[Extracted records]
⟨
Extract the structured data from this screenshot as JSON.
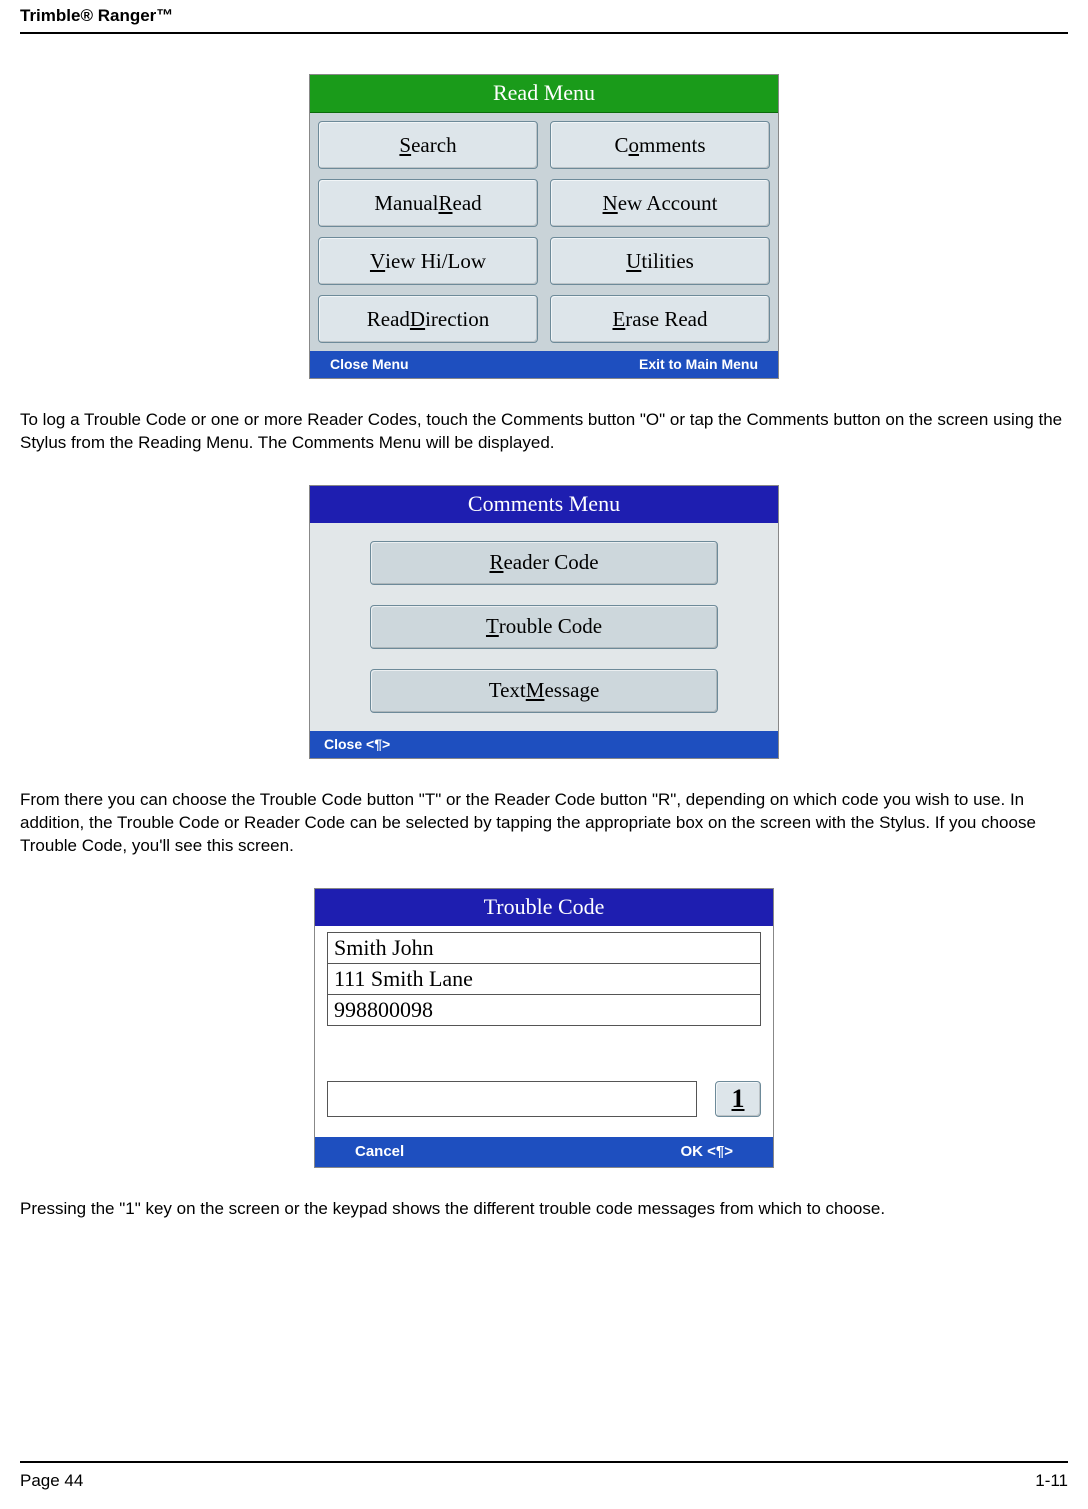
{
  "header": "Trimble® Ranger™",
  "para1": "To log a Trouble Code or one or more Reader Codes, touch the Comments button \"O\" or tap the Comments button on the screen using the Stylus from the Reading Menu.  The Comments Menu will be displayed.",
  "para2": "From there you can choose the Trouble Code button \"T\" or the Reader Code button \"R\", depending on which code you wish to use. In addition, the Trouble Code or Reader Code can be selected by tapping the appropriate box on the screen with the Stylus.  If you choose Trouble Code, you'll see this screen.",
  "para3": "Pressing the \"1\" key on the screen or the keypad shows the different trouble code messages from which to choose.",
  "footer_left": "Page 44",
  "footer_right": "1-11",
  "read_menu": {
    "title": "Read Menu",
    "buttons": {
      "search_pre": "",
      "search_u": "S",
      "search_post": "earch",
      "comments_pre": "C",
      "comments_u": "o",
      "comments_post": "mments",
      "manual_pre": "Manual ",
      "manual_u": "R",
      "manual_post": "ead",
      "newacct_pre": "",
      "newacct_u": "N",
      "newacct_post": "ew Account",
      "view_pre": "",
      "view_u": "V",
      "view_post": "iew Hi/Low",
      "util_pre": "",
      "util_u": "U",
      "util_post": "tilities",
      "dir_pre": "Read ",
      "dir_u": "D",
      "dir_post": "irection",
      "erase_pre": "",
      "erase_u": "E",
      "erase_post": "rase Read"
    },
    "footer_left": "Close Menu",
    "footer_right": "Exit to Main Menu"
  },
  "comments_menu": {
    "title": "Comments Menu",
    "reader_pre": "",
    "reader_u": "R",
    "reader_post": "eader Code",
    "trouble_pre": "",
    "trouble_u": "T",
    "trouble_post": "rouble Code",
    "text_pre": "Text ",
    "text_u": "M",
    "text_post": "essage",
    "footer": "Close <¶>"
  },
  "trouble_code": {
    "title": "Trouble Code",
    "name": "Smith John",
    "addr": "111 Smith Lane",
    "acct": "998800098",
    "one_u": "1",
    "footer_left": "Cancel",
    "footer_right": "OK <¶>"
  }
}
⟩
## What you need to do
The records above need to be restated word for word, with the pictures left out.

## Response
Extract the structured data from this screenshot as JSON.
{
  "header": "Trimble® Ranger™",
  "para1": "To log a Trouble Code or one or more Reader Codes, touch the Comments button \"O\" or tap the Comments button on the screen using the Stylus from the Reading Menu.  The Comments Menu will be displayed.",
  "para2": "From there you can choose the Trouble Code button \"T\" or the Reader Code button \"R\", depending on which code you wish to use. In addition, the Trouble Code or Reader Code can be selected by tapping the appropriate box on the screen with the Stylus.  If you choose Trouble Code, you'll see this screen.",
  "para3": "Pressing the \"1\" key on the screen or the keypad shows the different trouble code messages from which to choose.",
  "footer_left": "Page 44",
  "footer_right": "1-11",
  "read_menu": {
    "title": "Read Menu",
    "buttons": {
      "search_pre": "",
      "search_u": "S",
      "search_post": "earch",
      "comments_pre": "C",
      "comments_u": "o",
      "comments_post": "mments",
      "manual_pre": "Manual ",
      "manual_u": "R",
      "manual_post": "ead",
      "newacct_pre": "",
      "newacct_u": "N",
      "newacct_post": "ew Account",
      "view_pre": "",
      "view_u": "V",
      "view_post": "iew Hi/Low",
      "util_pre": "",
      "util_u": "U",
      "util_post": "tilities",
      "dir_pre": "Read ",
      "dir_u": "D",
      "dir_post": "irection",
      "erase_pre": "",
      "erase_u": "E",
      "erase_post": "rase Read"
    },
    "footer_left": "Close Menu",
    "footer_right": "Exit to Main Menu"
  },
  "comments_menu": {
    "title": "Comments Menu",
    "reader_pre": "",
    "reader_u": "R",
    "reader_post": "eader Code",
    "trouble_pre": "",
    "trouble_u": "T",
    "trouble_post": "rouble Code",
    "text_pre": "Text ",
    "text_u": "M",
    "text_post": "essage",
    "footer": "Close <¶>"
  },
  "trouble_code": {
    "title": "Trouble Code",
    "name": "Smith John",
    "addr": "111 Smith Lane",
    "acct": "998800098",
    "one_u": "1",
    "footer_left": "Cancel",
    "footer_right": "OK <¶>"
  }
}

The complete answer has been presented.